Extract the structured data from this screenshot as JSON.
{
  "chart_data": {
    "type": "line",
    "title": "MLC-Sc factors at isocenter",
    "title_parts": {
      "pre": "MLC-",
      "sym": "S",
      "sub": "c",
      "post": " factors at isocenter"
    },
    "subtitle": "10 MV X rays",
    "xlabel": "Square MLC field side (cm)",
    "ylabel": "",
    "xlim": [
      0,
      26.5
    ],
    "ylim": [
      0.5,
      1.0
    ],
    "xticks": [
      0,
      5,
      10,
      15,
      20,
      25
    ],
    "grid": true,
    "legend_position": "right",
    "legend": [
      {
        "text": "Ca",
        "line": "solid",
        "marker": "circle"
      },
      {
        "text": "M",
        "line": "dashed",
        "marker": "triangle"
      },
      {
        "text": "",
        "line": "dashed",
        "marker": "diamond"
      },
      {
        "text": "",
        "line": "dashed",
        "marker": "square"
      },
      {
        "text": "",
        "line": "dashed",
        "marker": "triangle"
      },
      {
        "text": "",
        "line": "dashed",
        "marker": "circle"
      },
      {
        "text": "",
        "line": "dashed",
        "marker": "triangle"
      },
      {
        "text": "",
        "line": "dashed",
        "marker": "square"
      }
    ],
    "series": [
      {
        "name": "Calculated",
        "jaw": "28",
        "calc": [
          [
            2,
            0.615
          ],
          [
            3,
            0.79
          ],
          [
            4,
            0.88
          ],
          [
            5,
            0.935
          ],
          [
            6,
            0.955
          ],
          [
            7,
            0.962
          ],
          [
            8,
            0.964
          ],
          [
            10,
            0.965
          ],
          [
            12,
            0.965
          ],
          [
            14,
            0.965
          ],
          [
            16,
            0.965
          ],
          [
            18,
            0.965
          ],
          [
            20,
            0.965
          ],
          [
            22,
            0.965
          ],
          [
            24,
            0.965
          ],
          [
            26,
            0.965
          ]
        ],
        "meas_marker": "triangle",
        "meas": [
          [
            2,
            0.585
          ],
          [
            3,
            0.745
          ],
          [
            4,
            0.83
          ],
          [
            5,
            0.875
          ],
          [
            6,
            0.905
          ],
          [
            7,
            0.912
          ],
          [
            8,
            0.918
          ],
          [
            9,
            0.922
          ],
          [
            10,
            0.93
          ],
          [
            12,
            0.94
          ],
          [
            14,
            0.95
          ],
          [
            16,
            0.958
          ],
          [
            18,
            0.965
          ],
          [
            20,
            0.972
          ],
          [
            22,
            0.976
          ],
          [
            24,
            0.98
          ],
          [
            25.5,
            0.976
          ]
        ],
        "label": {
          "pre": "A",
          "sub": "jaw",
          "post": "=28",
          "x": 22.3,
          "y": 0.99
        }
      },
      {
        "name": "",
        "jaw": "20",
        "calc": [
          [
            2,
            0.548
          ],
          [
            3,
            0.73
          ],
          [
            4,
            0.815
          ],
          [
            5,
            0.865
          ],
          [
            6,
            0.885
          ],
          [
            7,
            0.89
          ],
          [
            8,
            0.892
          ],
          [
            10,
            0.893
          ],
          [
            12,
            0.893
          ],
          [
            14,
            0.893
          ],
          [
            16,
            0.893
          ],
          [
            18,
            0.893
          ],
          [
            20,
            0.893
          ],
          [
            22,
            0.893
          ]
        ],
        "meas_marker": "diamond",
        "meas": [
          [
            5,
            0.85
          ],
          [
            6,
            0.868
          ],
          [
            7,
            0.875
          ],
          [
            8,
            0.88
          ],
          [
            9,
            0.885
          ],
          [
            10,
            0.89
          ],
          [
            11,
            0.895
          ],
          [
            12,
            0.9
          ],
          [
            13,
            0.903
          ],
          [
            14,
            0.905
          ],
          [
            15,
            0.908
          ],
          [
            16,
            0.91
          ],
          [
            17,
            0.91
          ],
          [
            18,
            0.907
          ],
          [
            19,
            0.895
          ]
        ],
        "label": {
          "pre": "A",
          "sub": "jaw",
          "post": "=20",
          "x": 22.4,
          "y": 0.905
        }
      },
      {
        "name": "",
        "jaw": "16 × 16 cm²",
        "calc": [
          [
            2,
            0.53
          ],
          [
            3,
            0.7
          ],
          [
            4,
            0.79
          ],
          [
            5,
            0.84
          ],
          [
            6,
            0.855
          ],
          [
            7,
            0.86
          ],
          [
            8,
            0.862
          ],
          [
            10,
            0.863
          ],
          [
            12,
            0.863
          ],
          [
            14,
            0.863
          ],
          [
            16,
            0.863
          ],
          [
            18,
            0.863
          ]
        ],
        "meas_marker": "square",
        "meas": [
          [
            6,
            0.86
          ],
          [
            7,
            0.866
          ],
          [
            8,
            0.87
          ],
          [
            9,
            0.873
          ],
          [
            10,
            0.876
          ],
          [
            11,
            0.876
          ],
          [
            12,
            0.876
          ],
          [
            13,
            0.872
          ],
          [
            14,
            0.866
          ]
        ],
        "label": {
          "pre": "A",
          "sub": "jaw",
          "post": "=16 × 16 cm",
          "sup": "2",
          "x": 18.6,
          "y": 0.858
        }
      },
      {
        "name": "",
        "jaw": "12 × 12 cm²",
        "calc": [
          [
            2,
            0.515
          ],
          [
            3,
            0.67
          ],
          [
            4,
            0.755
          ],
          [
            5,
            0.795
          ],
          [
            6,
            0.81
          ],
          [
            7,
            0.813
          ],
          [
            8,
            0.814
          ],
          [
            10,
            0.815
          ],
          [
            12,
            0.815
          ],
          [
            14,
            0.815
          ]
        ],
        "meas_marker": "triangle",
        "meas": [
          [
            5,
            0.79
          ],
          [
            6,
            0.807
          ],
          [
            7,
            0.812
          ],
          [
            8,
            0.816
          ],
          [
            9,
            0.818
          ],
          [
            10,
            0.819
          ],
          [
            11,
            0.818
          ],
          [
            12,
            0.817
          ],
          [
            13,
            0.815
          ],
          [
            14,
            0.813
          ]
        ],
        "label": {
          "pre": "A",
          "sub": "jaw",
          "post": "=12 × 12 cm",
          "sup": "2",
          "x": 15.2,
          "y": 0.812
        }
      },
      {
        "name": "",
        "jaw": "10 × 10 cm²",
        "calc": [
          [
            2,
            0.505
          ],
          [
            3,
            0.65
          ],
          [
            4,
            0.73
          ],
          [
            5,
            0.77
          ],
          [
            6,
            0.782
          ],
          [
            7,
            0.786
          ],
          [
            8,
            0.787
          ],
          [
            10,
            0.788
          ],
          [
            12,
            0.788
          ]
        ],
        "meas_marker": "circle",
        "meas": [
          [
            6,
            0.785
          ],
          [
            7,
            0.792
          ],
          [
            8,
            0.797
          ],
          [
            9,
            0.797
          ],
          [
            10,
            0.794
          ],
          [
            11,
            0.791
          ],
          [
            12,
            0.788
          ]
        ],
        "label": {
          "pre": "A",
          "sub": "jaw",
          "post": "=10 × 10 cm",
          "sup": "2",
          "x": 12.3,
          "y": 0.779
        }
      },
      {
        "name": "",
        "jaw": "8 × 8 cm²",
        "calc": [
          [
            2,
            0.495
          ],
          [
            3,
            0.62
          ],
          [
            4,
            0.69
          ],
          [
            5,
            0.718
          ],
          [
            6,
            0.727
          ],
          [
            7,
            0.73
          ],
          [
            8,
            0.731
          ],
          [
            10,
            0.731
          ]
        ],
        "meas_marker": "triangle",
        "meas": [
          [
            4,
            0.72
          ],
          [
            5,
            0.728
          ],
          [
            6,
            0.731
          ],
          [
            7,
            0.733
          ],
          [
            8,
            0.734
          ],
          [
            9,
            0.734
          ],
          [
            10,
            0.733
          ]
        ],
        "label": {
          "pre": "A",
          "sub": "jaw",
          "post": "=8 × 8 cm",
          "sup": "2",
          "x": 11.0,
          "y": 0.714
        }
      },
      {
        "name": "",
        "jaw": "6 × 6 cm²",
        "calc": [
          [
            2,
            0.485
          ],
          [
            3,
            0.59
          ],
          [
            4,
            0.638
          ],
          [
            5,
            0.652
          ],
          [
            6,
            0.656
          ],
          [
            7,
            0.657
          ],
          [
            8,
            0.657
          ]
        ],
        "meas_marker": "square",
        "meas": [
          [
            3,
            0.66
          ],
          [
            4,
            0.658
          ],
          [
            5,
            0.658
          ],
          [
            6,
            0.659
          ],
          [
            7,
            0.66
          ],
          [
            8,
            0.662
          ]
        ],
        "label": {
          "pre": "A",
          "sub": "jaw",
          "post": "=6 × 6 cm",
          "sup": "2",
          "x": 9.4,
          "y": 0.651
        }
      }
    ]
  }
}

**Task prompt**
Above are the records. Identify each line that contains the word "isocenter".

**Answer to this problem**
    "title": "MLC-Sc factors at isocenter",
      "post": " factors at isocenter"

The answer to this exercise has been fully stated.